# What you are asked to do
Gather from the material every line that contains the string "Государственные".

★ ★ ★ ★ ★

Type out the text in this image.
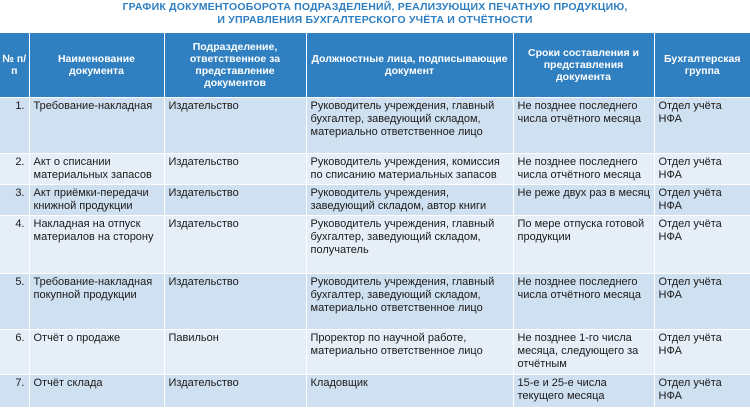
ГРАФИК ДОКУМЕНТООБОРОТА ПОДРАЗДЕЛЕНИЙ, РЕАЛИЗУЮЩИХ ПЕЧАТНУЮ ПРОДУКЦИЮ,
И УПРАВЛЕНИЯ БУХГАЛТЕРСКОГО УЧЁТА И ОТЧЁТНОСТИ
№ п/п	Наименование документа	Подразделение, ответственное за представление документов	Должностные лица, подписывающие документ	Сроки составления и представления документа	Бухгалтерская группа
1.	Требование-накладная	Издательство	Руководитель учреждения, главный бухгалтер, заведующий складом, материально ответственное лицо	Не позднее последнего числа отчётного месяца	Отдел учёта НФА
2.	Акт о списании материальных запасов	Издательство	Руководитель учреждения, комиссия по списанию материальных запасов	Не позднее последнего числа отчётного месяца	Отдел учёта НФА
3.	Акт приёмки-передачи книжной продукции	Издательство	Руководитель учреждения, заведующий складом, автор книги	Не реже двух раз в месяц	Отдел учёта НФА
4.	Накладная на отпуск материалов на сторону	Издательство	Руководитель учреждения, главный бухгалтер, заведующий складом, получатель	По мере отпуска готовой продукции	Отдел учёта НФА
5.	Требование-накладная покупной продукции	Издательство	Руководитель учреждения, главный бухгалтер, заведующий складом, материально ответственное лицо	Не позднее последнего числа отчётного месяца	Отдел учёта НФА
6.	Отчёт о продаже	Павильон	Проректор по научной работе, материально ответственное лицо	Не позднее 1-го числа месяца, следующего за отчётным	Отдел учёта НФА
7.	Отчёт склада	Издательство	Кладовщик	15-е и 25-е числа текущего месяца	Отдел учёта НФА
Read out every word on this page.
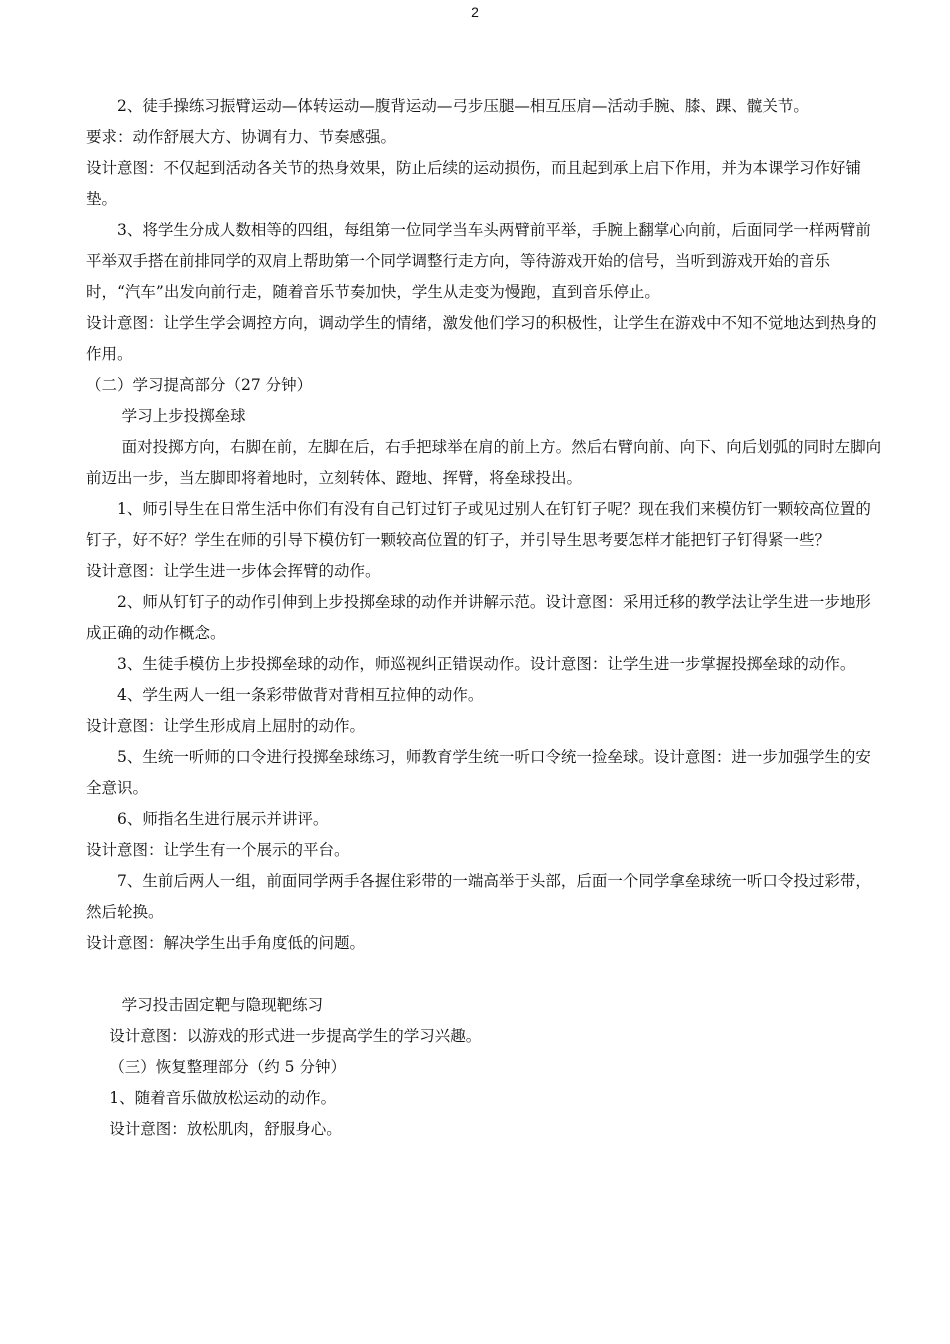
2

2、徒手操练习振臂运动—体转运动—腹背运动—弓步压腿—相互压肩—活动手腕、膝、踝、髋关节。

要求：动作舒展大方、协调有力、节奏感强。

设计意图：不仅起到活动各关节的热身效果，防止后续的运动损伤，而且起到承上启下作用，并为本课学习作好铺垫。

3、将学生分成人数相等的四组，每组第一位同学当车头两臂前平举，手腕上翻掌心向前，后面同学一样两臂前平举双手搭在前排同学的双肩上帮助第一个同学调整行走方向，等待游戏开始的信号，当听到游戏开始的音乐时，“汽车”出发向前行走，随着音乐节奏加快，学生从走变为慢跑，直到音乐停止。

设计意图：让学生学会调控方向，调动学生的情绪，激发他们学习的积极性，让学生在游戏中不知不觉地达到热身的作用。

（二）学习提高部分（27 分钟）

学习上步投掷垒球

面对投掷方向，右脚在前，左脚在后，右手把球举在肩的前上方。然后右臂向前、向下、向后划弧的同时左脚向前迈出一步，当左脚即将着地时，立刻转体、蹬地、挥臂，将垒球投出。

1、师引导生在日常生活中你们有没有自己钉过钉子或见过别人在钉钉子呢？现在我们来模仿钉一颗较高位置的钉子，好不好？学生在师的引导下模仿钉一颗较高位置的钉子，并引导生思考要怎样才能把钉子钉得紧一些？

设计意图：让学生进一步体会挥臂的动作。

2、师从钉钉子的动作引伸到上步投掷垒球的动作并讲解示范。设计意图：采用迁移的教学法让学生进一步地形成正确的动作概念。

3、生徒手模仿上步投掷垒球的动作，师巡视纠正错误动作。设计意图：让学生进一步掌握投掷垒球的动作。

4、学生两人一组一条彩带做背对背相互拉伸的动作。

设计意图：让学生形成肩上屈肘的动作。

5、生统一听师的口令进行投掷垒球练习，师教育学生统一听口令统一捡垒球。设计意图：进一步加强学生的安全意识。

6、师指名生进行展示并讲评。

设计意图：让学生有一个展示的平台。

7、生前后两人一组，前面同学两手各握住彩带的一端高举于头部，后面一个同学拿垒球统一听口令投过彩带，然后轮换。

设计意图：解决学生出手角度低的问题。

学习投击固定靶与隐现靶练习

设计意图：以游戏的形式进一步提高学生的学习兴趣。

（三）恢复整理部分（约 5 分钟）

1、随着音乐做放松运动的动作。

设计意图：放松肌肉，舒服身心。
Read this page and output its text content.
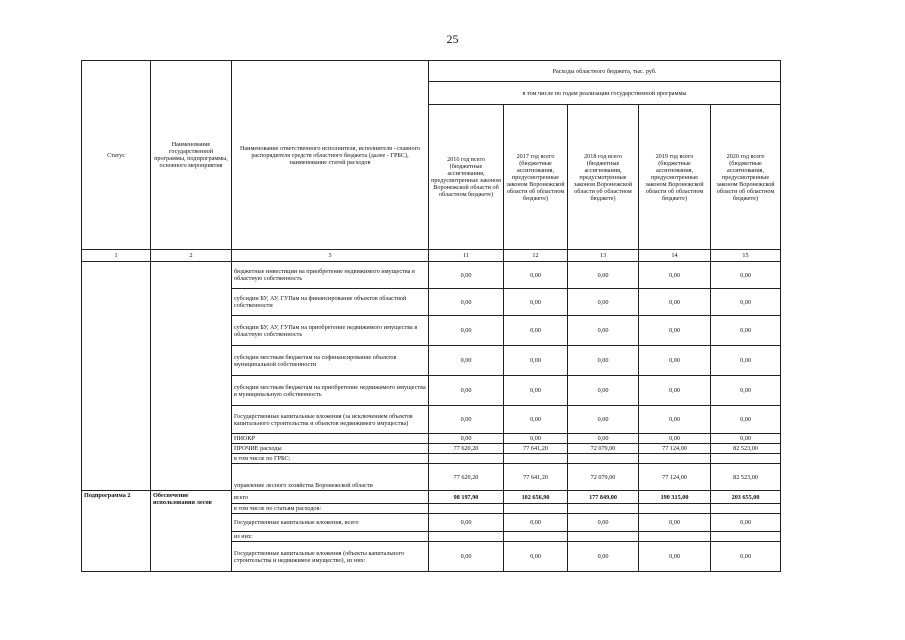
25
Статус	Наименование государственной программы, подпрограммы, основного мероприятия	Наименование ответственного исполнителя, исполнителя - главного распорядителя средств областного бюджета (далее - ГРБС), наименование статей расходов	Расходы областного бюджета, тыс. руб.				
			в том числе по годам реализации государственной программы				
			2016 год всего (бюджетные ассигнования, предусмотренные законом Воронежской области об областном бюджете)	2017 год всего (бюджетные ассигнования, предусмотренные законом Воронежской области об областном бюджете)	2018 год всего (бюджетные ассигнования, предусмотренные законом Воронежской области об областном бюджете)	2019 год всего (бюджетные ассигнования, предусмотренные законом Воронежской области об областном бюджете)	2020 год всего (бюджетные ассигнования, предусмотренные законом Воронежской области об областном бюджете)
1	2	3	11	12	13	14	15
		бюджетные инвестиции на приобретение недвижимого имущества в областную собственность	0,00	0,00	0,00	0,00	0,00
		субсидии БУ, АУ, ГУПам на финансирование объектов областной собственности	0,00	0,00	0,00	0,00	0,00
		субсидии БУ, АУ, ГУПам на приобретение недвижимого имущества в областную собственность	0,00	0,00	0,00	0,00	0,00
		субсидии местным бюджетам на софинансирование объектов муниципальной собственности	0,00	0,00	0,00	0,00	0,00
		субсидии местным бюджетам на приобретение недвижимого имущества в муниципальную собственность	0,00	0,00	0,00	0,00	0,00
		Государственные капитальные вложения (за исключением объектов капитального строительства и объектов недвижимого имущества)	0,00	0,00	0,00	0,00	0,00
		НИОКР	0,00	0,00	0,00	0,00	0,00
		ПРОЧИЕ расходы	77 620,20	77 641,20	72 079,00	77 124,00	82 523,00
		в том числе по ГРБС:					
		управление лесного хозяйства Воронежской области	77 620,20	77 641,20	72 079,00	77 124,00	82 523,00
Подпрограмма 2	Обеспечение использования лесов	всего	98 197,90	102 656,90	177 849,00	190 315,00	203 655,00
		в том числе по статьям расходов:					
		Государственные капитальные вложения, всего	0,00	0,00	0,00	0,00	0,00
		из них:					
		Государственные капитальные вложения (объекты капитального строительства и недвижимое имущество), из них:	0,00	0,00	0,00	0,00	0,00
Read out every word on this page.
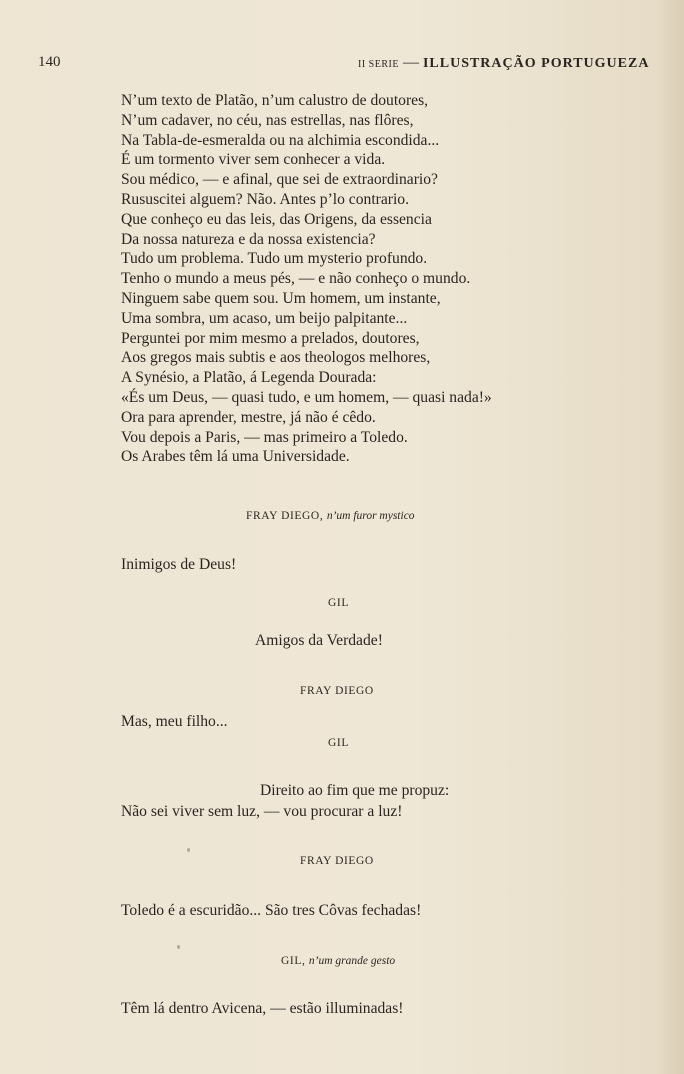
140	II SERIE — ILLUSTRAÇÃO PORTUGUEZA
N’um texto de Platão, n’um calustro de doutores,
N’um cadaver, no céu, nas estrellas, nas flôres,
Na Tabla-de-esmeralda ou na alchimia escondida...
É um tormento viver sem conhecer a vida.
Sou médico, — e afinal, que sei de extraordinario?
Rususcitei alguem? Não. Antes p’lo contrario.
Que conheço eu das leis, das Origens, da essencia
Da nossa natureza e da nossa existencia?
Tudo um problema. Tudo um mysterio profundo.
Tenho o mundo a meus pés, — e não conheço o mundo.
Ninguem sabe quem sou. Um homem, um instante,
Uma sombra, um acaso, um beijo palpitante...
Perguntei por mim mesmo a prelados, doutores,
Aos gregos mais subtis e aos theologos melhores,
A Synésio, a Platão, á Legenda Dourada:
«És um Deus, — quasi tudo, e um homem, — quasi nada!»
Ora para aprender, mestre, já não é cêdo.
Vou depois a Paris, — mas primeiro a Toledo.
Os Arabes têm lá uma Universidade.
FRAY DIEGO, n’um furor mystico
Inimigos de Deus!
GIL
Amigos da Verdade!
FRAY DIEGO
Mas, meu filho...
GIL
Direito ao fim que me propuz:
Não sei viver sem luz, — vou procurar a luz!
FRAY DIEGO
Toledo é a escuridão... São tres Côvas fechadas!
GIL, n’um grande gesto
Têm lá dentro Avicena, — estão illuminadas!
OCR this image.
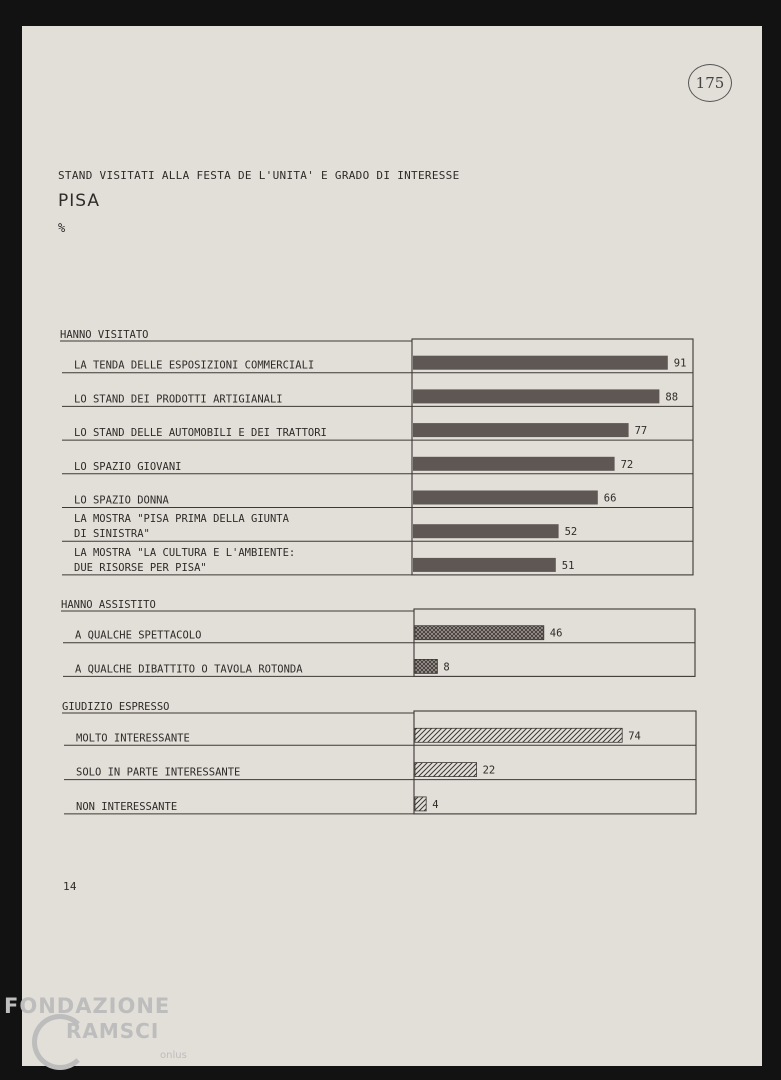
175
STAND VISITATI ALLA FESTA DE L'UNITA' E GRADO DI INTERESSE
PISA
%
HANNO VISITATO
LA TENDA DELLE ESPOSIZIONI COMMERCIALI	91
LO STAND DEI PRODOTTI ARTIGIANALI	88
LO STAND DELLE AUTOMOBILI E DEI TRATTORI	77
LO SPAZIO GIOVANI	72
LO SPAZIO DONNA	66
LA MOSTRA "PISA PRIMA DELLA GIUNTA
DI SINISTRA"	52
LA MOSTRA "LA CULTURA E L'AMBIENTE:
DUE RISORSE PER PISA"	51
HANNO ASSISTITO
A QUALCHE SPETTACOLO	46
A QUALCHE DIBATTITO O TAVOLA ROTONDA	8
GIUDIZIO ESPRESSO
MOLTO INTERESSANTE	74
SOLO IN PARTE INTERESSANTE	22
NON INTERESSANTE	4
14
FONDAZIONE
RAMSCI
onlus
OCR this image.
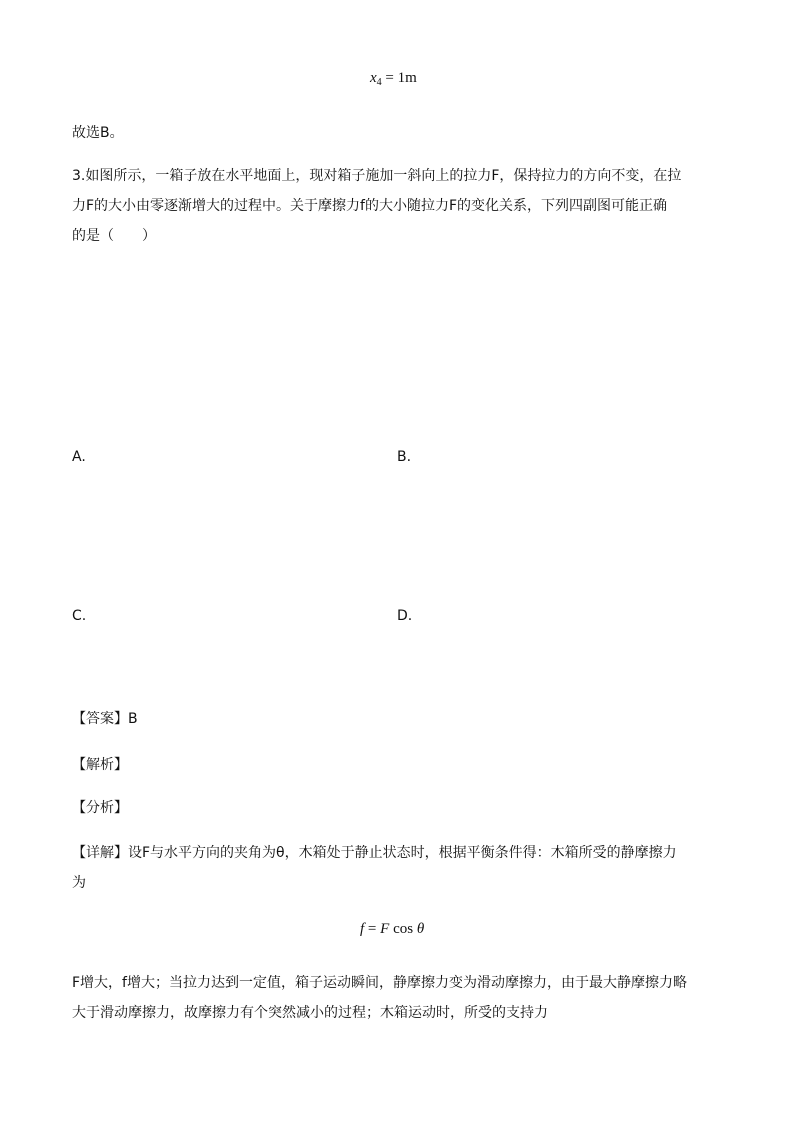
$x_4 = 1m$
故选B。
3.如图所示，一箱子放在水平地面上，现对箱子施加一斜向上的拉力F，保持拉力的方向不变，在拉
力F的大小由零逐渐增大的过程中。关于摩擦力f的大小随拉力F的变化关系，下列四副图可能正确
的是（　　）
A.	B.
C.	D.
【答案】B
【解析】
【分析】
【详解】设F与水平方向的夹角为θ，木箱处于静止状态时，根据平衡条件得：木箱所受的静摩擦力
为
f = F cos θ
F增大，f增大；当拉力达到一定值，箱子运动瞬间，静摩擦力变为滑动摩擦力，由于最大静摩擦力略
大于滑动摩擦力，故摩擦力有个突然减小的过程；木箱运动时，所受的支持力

★ ★ ★ ★ ★

# Output of the exercise
		Государственные капитальные вложения (за исключением объектов капитального строительства и объектов недвижимого имущества)	0,00	0,00	0,00	0,00	0,00
		Государственные капитальные вложения, всего	0,00	0,00	0,00	0,00	0,00
		Государственные капитальные вложения (объекты капитального строительства и недвижимое имущество), из них:	0,00	0,00	0,00	0,00	0,00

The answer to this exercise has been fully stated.